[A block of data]
>> START

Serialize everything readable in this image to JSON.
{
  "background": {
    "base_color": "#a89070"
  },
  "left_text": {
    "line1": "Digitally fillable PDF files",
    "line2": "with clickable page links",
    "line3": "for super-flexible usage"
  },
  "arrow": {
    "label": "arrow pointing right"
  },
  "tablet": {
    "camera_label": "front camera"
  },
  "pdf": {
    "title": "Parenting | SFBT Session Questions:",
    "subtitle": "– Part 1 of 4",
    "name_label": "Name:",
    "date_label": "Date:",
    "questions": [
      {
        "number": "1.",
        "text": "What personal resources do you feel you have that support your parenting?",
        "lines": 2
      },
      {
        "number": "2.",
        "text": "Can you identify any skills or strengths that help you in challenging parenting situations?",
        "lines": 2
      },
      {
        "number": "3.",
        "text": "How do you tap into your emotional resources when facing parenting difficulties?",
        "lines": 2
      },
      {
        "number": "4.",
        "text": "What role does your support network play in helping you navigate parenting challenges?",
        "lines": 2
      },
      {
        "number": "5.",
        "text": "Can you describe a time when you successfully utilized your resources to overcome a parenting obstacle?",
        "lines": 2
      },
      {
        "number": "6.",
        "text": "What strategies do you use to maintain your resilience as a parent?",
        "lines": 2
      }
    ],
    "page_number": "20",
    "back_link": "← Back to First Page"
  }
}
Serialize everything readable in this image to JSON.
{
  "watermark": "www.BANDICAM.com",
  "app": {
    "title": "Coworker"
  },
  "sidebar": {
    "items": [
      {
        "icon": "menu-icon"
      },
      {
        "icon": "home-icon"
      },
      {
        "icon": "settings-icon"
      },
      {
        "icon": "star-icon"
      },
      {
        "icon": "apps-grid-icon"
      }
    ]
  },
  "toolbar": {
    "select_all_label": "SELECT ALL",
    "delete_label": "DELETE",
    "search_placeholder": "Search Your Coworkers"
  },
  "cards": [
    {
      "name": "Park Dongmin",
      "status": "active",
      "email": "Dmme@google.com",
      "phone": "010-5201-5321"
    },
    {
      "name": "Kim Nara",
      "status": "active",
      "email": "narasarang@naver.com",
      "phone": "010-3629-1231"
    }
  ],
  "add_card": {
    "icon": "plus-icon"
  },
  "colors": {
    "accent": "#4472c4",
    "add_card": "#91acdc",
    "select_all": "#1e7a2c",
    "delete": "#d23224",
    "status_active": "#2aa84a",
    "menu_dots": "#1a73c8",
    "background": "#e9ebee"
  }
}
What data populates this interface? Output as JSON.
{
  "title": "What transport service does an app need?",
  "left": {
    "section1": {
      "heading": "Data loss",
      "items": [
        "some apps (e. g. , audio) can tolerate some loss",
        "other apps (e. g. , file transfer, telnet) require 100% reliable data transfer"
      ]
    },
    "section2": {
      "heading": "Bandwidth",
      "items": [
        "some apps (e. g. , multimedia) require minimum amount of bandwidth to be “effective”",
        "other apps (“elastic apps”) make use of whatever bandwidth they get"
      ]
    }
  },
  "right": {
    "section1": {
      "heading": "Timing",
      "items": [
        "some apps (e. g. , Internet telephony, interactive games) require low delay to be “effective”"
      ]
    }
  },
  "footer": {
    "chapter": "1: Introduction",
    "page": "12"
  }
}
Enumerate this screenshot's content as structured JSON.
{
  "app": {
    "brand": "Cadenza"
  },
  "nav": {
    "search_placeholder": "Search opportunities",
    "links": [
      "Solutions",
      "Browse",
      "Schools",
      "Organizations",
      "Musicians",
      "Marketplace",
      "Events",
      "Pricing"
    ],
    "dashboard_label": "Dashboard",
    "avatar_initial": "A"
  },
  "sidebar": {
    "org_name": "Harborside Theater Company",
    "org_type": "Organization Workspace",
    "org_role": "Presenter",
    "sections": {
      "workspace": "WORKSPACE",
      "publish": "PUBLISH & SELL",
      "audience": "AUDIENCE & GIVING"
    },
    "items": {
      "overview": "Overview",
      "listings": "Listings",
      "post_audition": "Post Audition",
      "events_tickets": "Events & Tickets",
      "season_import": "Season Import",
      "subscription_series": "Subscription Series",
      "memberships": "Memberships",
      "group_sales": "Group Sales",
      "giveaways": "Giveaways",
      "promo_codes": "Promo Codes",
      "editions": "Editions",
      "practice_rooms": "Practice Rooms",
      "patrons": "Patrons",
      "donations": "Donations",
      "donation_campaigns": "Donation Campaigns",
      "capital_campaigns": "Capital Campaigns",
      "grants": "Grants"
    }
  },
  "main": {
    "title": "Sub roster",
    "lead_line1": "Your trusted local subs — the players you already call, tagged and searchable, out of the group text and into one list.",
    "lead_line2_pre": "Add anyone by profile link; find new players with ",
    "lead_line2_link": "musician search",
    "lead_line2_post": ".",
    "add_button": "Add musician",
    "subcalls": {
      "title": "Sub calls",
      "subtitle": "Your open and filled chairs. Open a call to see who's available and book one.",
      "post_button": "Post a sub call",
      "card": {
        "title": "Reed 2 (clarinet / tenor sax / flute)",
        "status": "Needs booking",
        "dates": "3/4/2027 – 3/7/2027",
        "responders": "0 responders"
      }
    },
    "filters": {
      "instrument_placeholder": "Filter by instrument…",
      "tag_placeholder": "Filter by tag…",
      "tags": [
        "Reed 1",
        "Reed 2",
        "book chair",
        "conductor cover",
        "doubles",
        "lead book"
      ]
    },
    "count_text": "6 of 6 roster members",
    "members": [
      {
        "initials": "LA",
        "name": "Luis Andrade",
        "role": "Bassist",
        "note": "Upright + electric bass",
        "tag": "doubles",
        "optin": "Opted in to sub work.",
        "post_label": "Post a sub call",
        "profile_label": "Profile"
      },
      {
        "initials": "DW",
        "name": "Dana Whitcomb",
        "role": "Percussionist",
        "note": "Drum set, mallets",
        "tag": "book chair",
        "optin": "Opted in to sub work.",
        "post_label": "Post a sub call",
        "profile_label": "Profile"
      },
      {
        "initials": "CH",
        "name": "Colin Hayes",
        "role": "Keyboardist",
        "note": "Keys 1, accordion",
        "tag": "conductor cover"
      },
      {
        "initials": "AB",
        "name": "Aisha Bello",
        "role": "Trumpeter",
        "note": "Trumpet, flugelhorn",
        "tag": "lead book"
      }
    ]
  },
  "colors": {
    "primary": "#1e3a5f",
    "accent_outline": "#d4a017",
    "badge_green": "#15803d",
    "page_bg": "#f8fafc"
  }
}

>> END

▸ **TASK GOAL**: Of the lines above, how many include the word "other"? Reply with the number only.

▸ **ANSWER TO THIS PROBLEM**: 2